**To do**. Copy each line in the data that includes the word "della".

**Information given**.
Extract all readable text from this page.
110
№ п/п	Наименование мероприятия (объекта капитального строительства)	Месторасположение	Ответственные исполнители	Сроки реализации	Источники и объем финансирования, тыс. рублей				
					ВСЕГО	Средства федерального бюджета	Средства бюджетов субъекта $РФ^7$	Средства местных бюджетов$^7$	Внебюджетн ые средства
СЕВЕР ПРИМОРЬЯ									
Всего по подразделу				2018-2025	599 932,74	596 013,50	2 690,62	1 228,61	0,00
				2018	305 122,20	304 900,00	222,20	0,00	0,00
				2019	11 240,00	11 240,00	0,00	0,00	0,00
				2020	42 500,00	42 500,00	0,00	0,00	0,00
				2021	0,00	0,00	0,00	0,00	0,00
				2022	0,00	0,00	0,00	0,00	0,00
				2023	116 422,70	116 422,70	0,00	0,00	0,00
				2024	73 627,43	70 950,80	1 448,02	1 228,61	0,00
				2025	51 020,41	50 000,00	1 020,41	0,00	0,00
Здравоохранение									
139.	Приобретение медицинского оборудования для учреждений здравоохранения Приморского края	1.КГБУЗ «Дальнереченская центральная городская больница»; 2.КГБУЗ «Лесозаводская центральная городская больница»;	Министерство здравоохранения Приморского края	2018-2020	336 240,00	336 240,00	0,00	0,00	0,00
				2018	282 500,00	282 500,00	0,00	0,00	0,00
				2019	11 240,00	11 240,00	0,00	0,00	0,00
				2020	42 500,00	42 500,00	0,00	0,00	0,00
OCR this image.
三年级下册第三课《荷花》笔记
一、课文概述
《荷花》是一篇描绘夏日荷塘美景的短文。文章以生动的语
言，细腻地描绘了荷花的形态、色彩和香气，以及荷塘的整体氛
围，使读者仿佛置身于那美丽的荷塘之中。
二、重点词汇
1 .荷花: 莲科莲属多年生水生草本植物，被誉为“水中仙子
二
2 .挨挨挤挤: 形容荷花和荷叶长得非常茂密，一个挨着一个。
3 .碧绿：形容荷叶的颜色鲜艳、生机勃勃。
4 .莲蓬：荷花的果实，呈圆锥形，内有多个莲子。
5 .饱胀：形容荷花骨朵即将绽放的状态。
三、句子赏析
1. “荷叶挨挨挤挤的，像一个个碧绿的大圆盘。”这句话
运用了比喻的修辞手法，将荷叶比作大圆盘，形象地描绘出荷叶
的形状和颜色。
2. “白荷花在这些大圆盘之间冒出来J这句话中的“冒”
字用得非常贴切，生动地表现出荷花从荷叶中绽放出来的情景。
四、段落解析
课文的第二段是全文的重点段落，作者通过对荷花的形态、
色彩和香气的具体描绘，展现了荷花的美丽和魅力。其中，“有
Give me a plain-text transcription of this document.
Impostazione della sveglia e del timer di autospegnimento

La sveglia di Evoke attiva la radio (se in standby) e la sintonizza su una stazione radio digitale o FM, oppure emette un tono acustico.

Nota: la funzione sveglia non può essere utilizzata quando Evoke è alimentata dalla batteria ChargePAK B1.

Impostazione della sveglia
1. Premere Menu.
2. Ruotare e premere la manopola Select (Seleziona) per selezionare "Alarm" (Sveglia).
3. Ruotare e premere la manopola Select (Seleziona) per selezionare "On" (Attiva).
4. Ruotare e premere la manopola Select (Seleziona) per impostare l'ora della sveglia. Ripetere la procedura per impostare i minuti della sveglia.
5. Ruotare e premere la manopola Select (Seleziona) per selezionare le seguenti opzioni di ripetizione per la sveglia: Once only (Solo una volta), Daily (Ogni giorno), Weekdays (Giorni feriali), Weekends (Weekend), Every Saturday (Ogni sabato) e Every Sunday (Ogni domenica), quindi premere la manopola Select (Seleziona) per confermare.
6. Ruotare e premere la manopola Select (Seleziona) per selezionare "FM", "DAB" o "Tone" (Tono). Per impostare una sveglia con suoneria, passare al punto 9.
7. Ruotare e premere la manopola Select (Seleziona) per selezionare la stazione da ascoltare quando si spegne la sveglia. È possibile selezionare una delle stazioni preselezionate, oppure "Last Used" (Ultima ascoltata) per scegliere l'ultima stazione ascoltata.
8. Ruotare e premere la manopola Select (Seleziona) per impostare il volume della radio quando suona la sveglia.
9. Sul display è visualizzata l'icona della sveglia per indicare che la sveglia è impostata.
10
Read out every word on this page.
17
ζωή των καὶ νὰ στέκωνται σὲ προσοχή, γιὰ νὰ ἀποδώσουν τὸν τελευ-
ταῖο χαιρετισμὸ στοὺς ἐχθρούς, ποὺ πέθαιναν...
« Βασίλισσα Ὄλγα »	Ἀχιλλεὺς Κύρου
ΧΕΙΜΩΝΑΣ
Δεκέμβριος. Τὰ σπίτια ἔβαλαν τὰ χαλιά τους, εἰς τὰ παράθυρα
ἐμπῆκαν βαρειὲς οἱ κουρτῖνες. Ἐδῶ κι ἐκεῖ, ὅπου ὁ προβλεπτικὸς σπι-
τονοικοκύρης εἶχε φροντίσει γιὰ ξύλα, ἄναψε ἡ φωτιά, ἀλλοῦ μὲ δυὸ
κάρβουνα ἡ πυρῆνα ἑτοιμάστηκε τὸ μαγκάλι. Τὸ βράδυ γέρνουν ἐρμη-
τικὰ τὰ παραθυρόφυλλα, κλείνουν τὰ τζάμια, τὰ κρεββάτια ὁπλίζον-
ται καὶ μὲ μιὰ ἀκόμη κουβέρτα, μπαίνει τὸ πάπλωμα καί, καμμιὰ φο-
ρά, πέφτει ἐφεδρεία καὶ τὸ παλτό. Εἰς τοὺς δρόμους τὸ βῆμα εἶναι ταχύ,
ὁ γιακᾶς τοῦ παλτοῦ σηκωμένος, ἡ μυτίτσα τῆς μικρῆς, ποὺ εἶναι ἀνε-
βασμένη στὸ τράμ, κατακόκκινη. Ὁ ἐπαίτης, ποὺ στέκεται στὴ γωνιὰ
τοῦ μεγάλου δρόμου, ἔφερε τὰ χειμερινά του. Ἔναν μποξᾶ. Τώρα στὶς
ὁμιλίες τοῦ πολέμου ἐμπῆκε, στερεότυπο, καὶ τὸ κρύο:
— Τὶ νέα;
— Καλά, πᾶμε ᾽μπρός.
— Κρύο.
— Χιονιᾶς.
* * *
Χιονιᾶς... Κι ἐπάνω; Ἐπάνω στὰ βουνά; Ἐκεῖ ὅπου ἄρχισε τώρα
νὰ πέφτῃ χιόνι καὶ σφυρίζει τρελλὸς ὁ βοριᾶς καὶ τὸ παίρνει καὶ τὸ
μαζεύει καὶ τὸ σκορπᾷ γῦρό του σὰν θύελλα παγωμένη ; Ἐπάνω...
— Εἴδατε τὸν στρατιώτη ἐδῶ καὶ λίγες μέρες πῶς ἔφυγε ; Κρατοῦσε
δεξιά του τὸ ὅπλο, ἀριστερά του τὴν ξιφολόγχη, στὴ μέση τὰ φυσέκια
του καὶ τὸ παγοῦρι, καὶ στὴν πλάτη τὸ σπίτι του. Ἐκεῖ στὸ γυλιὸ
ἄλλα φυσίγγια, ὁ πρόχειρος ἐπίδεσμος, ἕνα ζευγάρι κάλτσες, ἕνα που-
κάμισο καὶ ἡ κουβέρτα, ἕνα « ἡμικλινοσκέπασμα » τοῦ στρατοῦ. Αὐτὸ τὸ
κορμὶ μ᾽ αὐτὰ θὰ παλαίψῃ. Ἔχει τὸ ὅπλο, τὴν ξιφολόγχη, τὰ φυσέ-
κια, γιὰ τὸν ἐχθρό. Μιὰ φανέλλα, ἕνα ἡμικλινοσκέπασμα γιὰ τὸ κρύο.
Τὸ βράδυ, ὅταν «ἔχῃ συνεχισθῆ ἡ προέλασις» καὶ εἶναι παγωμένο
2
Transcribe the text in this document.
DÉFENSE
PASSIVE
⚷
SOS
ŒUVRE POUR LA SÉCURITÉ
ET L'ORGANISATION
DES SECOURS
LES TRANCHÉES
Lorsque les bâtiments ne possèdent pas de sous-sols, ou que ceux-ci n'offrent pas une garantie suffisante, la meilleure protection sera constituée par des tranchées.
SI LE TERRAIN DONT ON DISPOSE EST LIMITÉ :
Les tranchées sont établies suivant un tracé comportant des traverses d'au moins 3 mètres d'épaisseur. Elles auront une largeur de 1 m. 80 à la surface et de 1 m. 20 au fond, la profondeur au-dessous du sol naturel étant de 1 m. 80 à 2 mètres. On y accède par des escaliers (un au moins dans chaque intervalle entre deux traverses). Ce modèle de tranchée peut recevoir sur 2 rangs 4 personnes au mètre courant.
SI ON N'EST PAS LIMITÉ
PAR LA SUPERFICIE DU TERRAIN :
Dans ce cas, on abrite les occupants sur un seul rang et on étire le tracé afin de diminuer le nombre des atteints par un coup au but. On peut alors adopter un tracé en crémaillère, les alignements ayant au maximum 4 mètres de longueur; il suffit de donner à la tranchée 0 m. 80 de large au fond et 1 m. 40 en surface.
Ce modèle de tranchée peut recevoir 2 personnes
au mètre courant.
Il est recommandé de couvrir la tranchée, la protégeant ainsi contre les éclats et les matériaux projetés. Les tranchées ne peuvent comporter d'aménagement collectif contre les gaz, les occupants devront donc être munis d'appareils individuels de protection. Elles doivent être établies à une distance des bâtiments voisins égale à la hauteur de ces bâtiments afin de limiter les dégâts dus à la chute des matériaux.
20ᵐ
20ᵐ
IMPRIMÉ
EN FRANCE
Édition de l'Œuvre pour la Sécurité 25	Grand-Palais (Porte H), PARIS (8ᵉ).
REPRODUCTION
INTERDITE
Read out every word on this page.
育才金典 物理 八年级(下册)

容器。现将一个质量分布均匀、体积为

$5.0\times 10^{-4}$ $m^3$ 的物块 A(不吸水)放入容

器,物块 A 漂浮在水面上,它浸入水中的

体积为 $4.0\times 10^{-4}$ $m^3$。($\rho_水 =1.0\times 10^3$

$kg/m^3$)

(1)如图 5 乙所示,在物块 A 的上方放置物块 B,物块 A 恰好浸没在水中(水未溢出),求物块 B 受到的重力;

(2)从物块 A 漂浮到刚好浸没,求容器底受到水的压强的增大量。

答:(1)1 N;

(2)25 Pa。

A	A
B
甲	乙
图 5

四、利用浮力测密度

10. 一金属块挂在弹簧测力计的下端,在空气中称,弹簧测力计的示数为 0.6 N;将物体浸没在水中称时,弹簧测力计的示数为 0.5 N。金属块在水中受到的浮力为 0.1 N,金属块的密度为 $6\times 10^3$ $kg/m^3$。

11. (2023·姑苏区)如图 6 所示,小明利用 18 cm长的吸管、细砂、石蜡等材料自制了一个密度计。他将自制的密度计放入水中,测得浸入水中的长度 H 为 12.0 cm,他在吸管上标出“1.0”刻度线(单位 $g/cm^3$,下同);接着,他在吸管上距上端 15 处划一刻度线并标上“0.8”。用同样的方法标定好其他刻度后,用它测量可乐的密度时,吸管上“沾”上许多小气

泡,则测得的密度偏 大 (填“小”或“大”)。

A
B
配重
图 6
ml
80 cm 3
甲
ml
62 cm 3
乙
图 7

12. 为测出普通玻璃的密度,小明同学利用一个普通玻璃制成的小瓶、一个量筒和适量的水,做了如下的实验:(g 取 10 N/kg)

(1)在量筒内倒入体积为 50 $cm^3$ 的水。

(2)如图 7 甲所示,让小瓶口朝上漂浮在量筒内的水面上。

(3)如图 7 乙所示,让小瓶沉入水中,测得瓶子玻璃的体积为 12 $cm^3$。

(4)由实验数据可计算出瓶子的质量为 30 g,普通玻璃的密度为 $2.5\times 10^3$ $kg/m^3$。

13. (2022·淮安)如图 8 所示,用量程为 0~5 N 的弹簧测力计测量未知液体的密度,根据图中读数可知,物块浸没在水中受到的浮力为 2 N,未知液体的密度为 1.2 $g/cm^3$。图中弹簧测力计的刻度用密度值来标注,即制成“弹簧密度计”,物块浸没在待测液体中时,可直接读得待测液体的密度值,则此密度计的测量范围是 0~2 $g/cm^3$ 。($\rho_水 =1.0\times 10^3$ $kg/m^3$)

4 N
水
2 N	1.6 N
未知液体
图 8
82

**Finished exercise**.
Impostazione della sveglia e del timer di autospegnimento
Impostazione della sveglia
4. Ruotare e premere la manopola Select (Seleziona) per impostare l'ora della sveglia. Ripetere la procedura per impostare i minuti della sveglia.
8. Ruotare e premere la manopola Select (Seleziona) per impostare il volume della radio quando suona la sveglia.
9. Sul display è visualizzata l'icona della sveglia per indicare che la sveglia è impostata.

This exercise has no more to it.